## Problem requirements
Reproduce only this part of the listing: the line with "Read out every word on this page.", plus every line after it through the last.

------ Extracted records

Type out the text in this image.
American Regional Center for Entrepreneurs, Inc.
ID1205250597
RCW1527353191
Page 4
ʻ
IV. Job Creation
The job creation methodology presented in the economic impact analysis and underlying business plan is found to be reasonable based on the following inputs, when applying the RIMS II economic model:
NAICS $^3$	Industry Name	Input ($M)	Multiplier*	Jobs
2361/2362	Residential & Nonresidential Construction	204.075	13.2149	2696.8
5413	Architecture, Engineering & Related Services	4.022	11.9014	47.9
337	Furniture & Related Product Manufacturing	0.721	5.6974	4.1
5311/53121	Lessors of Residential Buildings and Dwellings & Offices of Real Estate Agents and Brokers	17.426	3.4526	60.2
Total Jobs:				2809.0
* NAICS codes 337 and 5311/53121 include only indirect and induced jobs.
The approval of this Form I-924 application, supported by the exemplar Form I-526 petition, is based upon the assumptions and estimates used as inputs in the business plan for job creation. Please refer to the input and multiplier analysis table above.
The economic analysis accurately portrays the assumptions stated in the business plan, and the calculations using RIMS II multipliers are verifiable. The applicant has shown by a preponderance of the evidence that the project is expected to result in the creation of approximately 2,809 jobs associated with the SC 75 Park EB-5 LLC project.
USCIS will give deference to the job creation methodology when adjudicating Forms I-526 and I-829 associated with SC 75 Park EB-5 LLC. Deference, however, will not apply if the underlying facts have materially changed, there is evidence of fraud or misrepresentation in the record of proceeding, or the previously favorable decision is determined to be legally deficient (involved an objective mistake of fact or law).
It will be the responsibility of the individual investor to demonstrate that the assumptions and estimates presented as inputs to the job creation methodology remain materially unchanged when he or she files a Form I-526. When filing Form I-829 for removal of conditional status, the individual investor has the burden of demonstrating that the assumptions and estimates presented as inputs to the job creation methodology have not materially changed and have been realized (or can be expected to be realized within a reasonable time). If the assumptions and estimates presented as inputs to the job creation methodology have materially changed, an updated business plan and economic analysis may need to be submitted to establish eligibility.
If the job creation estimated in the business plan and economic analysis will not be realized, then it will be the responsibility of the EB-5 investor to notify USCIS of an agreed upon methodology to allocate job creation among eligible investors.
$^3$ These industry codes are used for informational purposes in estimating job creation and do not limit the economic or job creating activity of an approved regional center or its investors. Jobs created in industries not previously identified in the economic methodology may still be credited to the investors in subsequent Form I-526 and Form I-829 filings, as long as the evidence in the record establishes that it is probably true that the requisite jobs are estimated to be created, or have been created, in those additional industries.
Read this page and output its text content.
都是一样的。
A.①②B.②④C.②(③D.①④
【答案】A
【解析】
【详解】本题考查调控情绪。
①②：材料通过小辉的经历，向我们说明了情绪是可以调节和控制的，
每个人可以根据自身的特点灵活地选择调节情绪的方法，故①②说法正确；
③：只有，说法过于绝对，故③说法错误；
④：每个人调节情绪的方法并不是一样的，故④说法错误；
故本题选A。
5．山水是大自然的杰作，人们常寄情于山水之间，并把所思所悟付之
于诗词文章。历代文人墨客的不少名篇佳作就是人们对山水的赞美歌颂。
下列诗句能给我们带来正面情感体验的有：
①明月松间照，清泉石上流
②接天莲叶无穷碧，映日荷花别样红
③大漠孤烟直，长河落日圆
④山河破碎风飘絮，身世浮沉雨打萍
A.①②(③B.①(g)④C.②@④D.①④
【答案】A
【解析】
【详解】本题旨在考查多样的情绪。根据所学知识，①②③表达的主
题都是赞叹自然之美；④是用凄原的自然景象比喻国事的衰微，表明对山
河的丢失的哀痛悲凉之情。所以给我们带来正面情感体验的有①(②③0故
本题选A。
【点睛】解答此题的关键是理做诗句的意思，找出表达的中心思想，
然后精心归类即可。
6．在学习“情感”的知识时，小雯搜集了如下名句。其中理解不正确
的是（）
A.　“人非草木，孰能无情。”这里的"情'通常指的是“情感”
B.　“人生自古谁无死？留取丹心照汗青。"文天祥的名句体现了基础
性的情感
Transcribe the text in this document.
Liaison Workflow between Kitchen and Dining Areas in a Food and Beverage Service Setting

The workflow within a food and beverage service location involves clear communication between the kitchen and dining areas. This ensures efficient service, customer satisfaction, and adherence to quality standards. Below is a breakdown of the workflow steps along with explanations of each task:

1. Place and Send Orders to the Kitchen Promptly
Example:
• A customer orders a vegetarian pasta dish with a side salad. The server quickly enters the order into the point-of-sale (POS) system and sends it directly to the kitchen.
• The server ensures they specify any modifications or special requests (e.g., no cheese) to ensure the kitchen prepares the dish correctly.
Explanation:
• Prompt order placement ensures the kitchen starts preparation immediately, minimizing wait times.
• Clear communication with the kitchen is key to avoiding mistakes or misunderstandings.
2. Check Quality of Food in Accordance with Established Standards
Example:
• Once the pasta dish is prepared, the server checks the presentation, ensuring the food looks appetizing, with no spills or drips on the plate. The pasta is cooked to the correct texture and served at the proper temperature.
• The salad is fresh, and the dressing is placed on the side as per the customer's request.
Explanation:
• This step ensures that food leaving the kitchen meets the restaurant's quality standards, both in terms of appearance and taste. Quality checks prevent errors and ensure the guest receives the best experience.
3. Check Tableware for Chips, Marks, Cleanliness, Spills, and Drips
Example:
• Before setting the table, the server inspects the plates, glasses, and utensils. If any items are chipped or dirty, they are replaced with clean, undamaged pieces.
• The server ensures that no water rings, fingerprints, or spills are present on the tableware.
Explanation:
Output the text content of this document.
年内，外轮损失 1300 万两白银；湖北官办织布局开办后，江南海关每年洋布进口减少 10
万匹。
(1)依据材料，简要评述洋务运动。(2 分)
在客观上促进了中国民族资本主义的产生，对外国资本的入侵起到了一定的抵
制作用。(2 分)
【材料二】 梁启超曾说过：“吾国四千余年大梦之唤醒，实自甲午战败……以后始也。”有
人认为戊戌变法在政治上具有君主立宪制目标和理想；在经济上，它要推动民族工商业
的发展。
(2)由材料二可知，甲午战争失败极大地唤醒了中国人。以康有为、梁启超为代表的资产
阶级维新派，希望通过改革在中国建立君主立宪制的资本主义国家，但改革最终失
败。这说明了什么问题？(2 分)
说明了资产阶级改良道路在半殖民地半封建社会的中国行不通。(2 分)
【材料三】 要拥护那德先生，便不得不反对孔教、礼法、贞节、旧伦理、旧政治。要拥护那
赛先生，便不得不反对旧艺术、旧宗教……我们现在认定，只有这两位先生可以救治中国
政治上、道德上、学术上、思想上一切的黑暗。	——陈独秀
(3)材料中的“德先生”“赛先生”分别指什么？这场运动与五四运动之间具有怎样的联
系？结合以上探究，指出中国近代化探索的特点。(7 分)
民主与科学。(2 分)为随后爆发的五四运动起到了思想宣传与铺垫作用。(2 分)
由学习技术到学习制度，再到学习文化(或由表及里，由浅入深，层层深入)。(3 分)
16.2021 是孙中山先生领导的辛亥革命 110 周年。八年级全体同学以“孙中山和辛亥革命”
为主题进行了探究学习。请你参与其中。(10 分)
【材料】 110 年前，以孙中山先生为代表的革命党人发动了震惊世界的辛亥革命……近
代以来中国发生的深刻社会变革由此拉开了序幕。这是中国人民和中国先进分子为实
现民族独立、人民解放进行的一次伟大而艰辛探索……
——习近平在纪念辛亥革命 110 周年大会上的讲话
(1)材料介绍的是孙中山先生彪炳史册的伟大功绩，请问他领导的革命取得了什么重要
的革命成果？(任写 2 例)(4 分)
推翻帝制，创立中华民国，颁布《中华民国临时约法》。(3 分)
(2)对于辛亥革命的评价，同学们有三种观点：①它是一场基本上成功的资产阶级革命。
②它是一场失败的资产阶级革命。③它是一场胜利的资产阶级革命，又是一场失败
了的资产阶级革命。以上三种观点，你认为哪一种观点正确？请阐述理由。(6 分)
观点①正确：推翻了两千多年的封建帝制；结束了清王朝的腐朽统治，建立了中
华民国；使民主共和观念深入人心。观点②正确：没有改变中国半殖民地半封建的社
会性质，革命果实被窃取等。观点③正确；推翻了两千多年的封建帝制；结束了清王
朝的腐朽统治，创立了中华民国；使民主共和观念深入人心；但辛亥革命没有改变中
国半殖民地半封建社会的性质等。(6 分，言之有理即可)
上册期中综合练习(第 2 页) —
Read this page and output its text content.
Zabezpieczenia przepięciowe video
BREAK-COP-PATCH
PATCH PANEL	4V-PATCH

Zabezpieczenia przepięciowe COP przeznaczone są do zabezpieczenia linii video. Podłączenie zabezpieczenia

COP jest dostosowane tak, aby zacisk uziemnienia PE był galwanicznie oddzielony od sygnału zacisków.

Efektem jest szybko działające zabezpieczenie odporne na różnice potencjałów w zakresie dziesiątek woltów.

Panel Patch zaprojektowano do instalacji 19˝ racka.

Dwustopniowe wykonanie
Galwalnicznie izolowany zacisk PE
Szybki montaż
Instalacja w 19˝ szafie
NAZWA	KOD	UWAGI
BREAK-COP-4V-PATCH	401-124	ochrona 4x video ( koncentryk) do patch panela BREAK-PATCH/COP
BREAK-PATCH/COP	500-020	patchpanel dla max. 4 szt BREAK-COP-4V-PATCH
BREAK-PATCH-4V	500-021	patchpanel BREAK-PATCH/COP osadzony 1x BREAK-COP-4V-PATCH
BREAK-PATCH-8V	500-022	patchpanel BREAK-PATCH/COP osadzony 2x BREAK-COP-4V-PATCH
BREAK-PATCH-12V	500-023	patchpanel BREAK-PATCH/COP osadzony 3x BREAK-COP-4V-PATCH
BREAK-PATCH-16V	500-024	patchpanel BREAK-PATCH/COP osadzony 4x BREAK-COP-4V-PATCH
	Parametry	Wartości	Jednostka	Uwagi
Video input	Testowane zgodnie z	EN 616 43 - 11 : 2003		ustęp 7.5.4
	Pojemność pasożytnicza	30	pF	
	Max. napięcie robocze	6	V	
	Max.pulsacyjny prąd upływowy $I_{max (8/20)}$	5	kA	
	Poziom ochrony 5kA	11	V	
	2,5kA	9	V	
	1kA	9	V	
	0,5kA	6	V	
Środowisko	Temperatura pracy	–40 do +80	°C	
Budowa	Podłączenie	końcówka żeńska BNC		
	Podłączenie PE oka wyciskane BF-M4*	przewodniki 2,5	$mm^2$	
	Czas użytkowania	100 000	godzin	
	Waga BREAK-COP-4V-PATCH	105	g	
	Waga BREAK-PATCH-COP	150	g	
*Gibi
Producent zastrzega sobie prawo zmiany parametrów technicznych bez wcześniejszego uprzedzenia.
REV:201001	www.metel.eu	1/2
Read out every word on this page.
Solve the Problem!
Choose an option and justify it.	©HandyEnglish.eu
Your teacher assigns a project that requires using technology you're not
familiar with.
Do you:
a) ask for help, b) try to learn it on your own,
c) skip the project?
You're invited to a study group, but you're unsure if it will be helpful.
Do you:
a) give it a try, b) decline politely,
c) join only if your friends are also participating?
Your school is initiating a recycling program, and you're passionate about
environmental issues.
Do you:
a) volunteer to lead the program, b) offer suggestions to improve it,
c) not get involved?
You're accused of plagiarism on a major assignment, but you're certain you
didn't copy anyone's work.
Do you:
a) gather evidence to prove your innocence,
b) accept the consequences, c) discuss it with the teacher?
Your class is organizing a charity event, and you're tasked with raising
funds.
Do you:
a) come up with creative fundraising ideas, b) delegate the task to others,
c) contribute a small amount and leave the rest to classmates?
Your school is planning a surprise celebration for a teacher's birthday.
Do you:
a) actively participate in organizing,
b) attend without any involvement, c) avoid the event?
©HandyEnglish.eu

------------

## Reply
Read out every word on this page.
Solve the Problem!
Choose an option and justify it.	©HandyEnglish.eu
Your teacher assigns a project that requires using technology you're not
familiar with.
Do you:
a) ask for help, b) try to learn it on your own,
c) skip the project?
You're invited to a study group, but you're unsure if it will be helpful.
Do you:
a) give it a try, b) decline politely,
c) join only if your friends are also participating?
Your school is initiating a recycling program, and you're passionate about
environmental issues.
Do you:
a) volunteer to lead the program, b) offer suggestions to improve it,
c) not get involved?
You're accused of plagiarism on a major assignment, but you're certain you
didn't copy anyone's work.
Do you:
a) gather evidence to prove your innocence,
b) accept the consequences, c) discuss it with the teacher?
Your class is organizing a charity event, and you're tasked with raising
funds.
Do you:
a) come up with creative fundraising ideas, b) delegate the task to others,
c) contribute a small amount and leave the rest to classmates?
Your school is planning a surprise celebration for a teacher's birthday.
Do you:
a) actively participate in organizing,
b) attend without any involvement, c) avoid the event?
©HandyEnglish.eu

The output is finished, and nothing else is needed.